• _Task objective_: Reproduce all entries precisely as they are written.

• _Data rows_:
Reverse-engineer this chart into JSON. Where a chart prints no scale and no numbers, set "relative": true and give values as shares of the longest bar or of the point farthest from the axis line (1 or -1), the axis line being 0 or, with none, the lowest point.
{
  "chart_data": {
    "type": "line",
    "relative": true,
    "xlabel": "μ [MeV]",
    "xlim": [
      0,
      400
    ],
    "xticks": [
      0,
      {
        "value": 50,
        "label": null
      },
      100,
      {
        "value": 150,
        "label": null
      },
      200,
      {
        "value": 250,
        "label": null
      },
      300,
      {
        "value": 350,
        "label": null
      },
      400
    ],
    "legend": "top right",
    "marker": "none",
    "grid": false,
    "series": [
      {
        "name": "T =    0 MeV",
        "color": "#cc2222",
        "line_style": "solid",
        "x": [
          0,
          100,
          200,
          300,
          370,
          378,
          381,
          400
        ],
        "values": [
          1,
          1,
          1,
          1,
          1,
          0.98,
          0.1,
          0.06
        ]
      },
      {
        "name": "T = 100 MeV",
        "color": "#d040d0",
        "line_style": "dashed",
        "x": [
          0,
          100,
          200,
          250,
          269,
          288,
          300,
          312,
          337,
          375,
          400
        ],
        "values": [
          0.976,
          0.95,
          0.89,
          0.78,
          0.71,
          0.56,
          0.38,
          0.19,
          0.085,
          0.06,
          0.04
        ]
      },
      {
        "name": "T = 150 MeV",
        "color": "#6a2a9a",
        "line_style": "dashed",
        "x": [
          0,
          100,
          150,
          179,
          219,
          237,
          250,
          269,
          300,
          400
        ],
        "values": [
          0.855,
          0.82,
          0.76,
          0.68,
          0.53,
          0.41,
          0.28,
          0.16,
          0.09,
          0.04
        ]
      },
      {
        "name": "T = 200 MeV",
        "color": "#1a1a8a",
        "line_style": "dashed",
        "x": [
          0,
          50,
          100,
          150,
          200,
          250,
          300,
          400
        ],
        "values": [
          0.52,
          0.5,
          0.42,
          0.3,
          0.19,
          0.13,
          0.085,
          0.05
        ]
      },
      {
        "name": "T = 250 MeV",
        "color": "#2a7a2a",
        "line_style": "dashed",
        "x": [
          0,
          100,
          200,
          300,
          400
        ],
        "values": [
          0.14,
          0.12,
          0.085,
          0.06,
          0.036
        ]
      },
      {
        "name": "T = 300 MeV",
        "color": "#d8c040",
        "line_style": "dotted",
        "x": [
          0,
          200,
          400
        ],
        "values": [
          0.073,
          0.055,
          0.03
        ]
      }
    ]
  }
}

• _Response_:
Reverse-engineer this chart into JSON. Where a chart prints no scale and no numbers, set "relative": true and give values as shares of the longest bar or of the point farthest from the axis line (1 or -1), the axis line being 0 or, with none, the lowest point.
{
  "chart_data": {
    "type": "line",
    "relative": true,
    "xlabel": "μ [MeV]",
    "xlim": [
      0,
      400
    ],
    "xticks": [
      0,
      {
        "value": 50,
        "label": null
      },
      100,
      {
        "value": 150,
        "label": null
      },
      200,
      {
        "value": 250,
        "label": null
      },
      300,
      {
        "value": 350,
        "label": null
      },
      400
    ],
    "legend": "top right",
    "marker": "none",
    "grid": false,
    "series": [
      {
        "name": "T =    0 MeV",
        "color": "#cc2222",
        "line_style": "solid",
        "x": [
          0,
          100,
          200,
          300,
          370,
          378,
          381,
          400
        ],
        "values": [
          1,
          1,
          1,
          1,
          1,
          0.98,
          0.1,
          0.06
        ]
      },
      {
        "name": "T = 100 MeV",
        "color": "#d040d0",
        "line_style": "dashed",
        "x": [
          0,
          100,
          200,
          250,
          269,
          288,
          300,
          312,
          337,
          375,
          400
        ],
        "values": [
          0.976,
          0.95,
          0.89,
          0.78,
          0.71,
          0.56,
          0.38,
          0.19,
          0.085,
          0.06,
          0.04
        ]
      },
      {
        "name": "T = 150 MeV",
        "color": "#6a2a9a",
        "line_style": "dashed",
        "x": [
          0,
          100,
          150,
          179,
          219,
          237,
          250,
          269,
          300,
          400
        ],
        "values": [
          0.855,
          0.82,
          0.76,
          0.68,
          0.53,
          0.41,
          0.28,
          0.16,
          0.09,
          0.04
        ]
      },
      {
        "name": "T = 200 MeV",
        "color": "#1a1a8a",
        "line_style": "dashed",
        "x": [
          0,
          50,
          100,
          150,
          200,
          250,
          300,
          400
        ],
        "values": [
          0.52,
          0.5,
          0.42,
          0.3,
          0.19,
          0.13,
          0.085,
          0.05
        ]
      },
      {
        "name": "T = 250 MeV",
        "color": "#2a7a2a",
        "line_style": "dashed",
        "x": [
          0,
          100,
          200,
          300,
          400
        ],
        "values": [
          0.14,
          0.12,
          0.085,
          0.06,
          0.036
        ]
      },
      {
        "name": "T = 300 MeV",
        "color": "#d8c040",
        "line_style": "dotted",
        "x": [
          0,
          200,
          400
        ],
        "values": [
          0.073,
          0.055,
          0.03
        ]
      }
    ]
  }
}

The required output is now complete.